EXTRACTED INFORMATION:

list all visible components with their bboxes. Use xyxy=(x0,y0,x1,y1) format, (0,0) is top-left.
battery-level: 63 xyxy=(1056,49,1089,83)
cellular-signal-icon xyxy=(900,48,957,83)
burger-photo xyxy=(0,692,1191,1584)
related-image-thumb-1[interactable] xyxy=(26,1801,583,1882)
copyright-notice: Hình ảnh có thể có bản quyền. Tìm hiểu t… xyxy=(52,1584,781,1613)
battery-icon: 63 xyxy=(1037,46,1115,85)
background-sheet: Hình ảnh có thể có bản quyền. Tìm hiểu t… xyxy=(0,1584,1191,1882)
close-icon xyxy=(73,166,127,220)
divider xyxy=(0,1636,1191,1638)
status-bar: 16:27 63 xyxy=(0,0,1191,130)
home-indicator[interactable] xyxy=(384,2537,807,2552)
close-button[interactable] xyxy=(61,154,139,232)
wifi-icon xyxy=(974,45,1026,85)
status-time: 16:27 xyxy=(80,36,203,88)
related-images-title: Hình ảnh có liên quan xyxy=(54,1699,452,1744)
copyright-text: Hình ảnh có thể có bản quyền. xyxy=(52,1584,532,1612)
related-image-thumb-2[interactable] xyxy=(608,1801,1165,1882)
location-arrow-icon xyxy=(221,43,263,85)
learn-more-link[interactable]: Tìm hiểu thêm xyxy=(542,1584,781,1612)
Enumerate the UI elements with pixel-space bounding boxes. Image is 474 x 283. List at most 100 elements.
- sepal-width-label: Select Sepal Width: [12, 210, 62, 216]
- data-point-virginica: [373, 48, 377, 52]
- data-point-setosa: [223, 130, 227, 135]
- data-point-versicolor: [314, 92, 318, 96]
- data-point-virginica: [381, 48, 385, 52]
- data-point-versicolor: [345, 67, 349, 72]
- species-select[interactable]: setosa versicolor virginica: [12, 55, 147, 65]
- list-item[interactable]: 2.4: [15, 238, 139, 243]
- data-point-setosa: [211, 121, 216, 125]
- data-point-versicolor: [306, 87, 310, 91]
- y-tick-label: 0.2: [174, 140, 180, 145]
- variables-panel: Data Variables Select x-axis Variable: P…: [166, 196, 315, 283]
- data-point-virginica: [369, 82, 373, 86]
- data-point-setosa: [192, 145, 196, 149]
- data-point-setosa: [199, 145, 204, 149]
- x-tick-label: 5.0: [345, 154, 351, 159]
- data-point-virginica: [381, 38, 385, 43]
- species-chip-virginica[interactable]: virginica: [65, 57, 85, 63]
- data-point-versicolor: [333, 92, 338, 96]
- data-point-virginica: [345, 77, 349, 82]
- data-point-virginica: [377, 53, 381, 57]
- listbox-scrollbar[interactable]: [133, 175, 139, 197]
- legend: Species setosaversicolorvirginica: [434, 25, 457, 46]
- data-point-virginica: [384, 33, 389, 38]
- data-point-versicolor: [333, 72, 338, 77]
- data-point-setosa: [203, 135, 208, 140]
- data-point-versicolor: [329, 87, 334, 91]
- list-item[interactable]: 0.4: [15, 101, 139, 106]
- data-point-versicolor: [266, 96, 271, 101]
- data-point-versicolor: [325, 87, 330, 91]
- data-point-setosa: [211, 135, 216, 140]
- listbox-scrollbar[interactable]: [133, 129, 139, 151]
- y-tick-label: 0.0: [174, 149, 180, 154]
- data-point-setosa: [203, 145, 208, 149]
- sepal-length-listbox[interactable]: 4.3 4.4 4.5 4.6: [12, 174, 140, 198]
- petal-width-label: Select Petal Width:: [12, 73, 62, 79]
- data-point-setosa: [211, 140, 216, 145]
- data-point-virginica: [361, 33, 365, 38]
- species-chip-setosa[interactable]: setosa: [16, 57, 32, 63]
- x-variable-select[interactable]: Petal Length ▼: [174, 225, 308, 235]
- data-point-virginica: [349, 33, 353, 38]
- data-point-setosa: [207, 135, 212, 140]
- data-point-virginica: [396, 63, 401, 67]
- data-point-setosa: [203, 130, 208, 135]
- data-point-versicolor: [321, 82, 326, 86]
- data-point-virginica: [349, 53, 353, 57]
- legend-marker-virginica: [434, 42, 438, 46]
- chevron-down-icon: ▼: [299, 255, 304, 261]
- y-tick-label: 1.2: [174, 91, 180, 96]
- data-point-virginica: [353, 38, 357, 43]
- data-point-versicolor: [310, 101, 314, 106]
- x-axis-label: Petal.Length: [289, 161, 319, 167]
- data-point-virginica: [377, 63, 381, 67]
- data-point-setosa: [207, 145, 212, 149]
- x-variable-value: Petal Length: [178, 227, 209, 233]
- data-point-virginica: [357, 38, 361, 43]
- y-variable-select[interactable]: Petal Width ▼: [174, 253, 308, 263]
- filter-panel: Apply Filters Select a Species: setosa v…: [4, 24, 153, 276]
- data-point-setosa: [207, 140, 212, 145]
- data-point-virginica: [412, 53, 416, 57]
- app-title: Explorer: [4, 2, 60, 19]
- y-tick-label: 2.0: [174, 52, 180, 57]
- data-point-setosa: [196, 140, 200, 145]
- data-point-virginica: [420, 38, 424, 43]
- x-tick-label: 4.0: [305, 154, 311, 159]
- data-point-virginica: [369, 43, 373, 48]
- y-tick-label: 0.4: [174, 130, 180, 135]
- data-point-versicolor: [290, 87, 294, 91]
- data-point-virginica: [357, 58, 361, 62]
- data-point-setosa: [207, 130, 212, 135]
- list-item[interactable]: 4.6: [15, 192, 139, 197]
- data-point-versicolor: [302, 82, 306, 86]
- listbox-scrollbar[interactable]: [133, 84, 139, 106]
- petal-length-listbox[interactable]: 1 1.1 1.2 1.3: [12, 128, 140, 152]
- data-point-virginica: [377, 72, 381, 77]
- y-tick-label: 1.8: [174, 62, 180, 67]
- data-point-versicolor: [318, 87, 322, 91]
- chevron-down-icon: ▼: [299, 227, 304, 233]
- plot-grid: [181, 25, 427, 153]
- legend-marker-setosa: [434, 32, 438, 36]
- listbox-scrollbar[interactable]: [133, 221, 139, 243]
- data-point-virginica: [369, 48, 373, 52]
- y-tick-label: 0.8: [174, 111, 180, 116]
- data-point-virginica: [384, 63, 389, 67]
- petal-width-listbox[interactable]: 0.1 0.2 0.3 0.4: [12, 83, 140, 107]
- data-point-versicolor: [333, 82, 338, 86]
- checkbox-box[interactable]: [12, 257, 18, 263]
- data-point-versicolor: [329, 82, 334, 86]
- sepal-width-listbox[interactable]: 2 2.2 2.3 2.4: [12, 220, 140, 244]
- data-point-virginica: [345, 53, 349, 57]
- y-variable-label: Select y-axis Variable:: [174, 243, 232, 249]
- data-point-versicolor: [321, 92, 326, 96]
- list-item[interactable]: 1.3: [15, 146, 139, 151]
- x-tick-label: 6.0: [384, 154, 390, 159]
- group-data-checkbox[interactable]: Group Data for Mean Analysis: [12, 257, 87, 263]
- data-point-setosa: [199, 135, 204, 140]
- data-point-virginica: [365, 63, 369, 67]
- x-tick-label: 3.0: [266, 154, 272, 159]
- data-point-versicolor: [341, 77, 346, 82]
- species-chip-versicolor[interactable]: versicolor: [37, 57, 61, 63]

WRITTEN TASK:
Reproduce the lines above word for word.

FULL OUTPUT:
list all visible components with their bboxes. Use xyxy=(x0,y0,x1,y1) format, (0,0) is top-left.
battery-level: 63 xyxy=(1056,49,1089,83)
cellular-signal-icon xyxy=(900,48,957,83)
burger-photo xyxy=(0,692,1191,1584)
related-image-thumb-1[interactable] xyxy=(26,1801,583,1882)
copyright-notice: Hình ảnh có thể có bản quyền. Tìm hiểu t… xyxy=(52,1584,781,1613)
battery-icon: 63 xyxy=(1037,46,1115,85)
background-sheet: Hình ảnh có thể có bản quyền. Tìm hiểu t… xyxy=(0,1584,1191,1882)
close-icon xyxy=(73,166,127,220)
divider xyxy=(0,1636,1191,1638)
status-bar: 16:27 63 xyxy=(0,0,1191,130)
home-indicator[interactable] xyxy=(384,2537,807,2552)
close-button[interactable] xyxy=(61,154,139,232)
wifi-icon xyxy=(974,45,1026,85)
status-time: 16:27 xyxy=(80,36,203,88)
related-images-title: Hình ảnh có liên quan xyxy=(54,1699,452,1744)
copyright-text: Hình ảnh có thể có bản quyền. xyxy=(52,1584,532,1612)
related-image-thumb-2[interactable] xyxy=(608,1801,1165,1882)
location-arrow-icon xyxy=(221,43,263,85)
learn-more-link[interactable]: Tìm hiểu thêm xyxy=(542,1584,781,1612)
Enumerate the UI elements with pixel-space bounding boxes. Image is 474 x 283. List at most 100 elements.
- sepal-width-label: Select Sepal Width: [12, 210, 62, 216]
- data-point-virginica: [373, 48, 377, 52]
- data-point-setosa: [223, 130, 227, 135]
- data-point-versicolor: [314, 92, 318, 96]
- data-point-virginica: [381, 48, 385, 52]
- data-point-versicolor: [345, 67, 349, 72]
- species-select[interactable]: setosa versicolor virginica: [12, 55, 147, 65]
- list-item[interactable]: 2.4: [15, 238, 139, 243]
- data-point-setosa: [211, 121, 216, 125]
- data-point-versicolor: [306, 87, 310, 91]
- y-tick-label: 0.2: [174, 140, 180, 145]
- variables-panel: Data Variables Select x-axis Variable: P…: [166, 196, 315, 283]
- data-point-virginica: [369, 82, 373, 86]
- data-point-setosa: [192, 145, 196, 149]
- data-point-setosa: [199, 145, 204, 149]
- x-tick-label: 5.0: [345, 154, 351, 159]
- data-point-virginica: [381, 38, 385, 43]
- species-chip-virginica[interactable]: virginica: [65, 57, 85, 63]
- data-point-versicolor: [333, 92, 338, 96]
- data-point-virginica: [345, 77, 349, 82]
- data-point-virginica: [377, 53, 381, 57]
- listbox-scrollbar[interactable]: [133, 175, 139, 197]
- legend: Species setosaversicolorvirginica: [434, 25, 457, 46]
- data-point-virginica: [384, 33, 389, 38]
- data-point-versicolor: [333, 72, 338, 77]
- data-point-setosa: [203, 135, 208, 140]
- data-point-versicolor: [329, 87, 334, 91]
- list-item[interactable]: 0.4: [15, 101, 139, 106]
- data-point-versicolor: [266, 96, 271, 101]
- data-point-versicolor: [325, 87, 330, 91]
- data-point-setosa: [211, 135, 216, 140]
- listbox-scrollbar[interactable]: [133, 129, 139, 151]
- y-tick-label: 0.0: [174, 149, 180, 154]
- data-point-setosa: [203, 145, 208, 149]
- sepal-length-listbox[interactable]: 4.3 4.4 4.5 4.6: [12, 174, 140, 198]
- petal-width-label: Select Petal Width:: [12, 73, 62, 79]
- data-point-setosa: [211, 140, 216, 145]
- data-point-virginica: [361, 33, 365, 38]
- species-chip-setosa[interactable]: setosa: [16, 57, 32, 63]
- x-variable-select[interactable]: Petal Length ▼: [174, 225, 308, 235]
- data-point-virginica: [349, 33, 353, 38]
- data-point-setosa: [207, 135, 212, 140]
- data-point-virginica: [396, 63, 401, 67]
- data-point-setosa: [203, 130, 208, 135]
- data-point-versicolor: [321, 82, 326, 86]
- data-point-virginica: [349, 53, 353, 57]
- legend-marker-virginica: [434, 42, 438, 46]
- chevron-down-icon: ▼: [299, 255, 304, 261]
- y-tick-label: 1.2: [174, 91, 180, 96]
- data-point-virginica: [353, 38, 357, 43]
- data-point-versicolor: [310, 101, 314, 106]
- x-axis-label: Petal.Length: [289, 161, 319, 167]
- data-point-virginica: [377, 63, 381, 67]
- data-point-setosa: [207, 145, 212, 149]
- x-variable-value: Petal Length: [178, 227, 209, 233]
- data-point-virginica: [357, 38, 361, 43]
- y-variable-select[interactable]: Petal Width ▼: [174, 253, 308, 263]
- filter-panel: Apply Filters Select a Species: setosa v…: [4, 24, 153, 276]
- data-point-setosa: [207, 140, 212, 145]
- data-point-virginica: [412, 53, 416, 57]
- app-title: Explorer: [4, 2, 60, 19]
- y-tick-label: 2.0: [174, 52, 180, 57]
- data-point-setosa: [196, 140, 200, 145]
- data-point-virginica: [420, 38, 424, 43]
- x-tick-label: 4.0: [305, 154, 311, 159]
- data-point-virginica: [369, 43, 373, 48]
- y-tick-label: 0.4: [174, 130, 180, 135]
- data-point-versicolor: [290, 87, 294, 91]
- data-point-virginica: [357, 58, 361, 62]
- data-point-setosa: [207, 130, 212, 135]
- list-item[interactable]: 4.6: [15, 192, 139, 197]
- data-point-versicolor: [302, 82, 306, 86]
- listbox-scrollbar[interactable]: [133, 84, 139, 106]
- petal-length-listbox[interactable]: 1 1.1 1.2 1.3: [12, 128, 140, 152]
- data-point-virginica: [377, 72, 381, 77]
- y-tick-label: 1.8: [174, 62, 180, 67]
- data-point-versicolor: [318, 87, 322, 91]
- chevron-down-icon: ▼: [299, 227, 304, 233]
- plot-grid: [181, 25, 427, 153]
- legend-marker-setosa: [434, 32, 438, 36]
- listbox-scrollbar[interactable]: [133, 221, 139, 243]
- data-point-virginica: [369, 48, 373, 52]
- y-tick-label: 0.8: [174, 111, 180, 116]
- data-point-virginica: [384, 63, 389, 67]
- petal-width-listbox[interactable]: 0.1 0.2 0.3 0.4: [12, 83, 140, 107]
- data-point-versicolor: [333, 82, 338, 86]
- checkbox-box[interactable]: [12, 257, 18, 263]
- data-point-versicolor: [329, 82, 334, 86]
- sepal-width-listbox[interactable]: 2 2.2 2.3 2.4: [12, 220, 140, 244]
- data-point-virginica: [345, 53, 349, 57]
- y-variable-label: Select y-axis Variable:: [174, 243, 232, 249]
- data-point-versicolor: [321, 92, 326, 96]
- list-item[interactable]: 1.3: [15, 146, 139, 151]
- x-tick-label: 6.0: [384, 154, 390, 159]
- group-data-checkbox[interactable]: Group Data for Mean Analysis: [12, 257, 87, 263]
- data-point-setosa: [199, 135, 204, 140]
- data-point-virginica: [365, 63, 369, 67]
- x-tick-label: 3.0: [266, 154, 272, 159]
- data-point-versicolor: [341, 77, 346, 82]
- species-chip-versicolor[interactable]: versicolor: [37, 57, 61, 63]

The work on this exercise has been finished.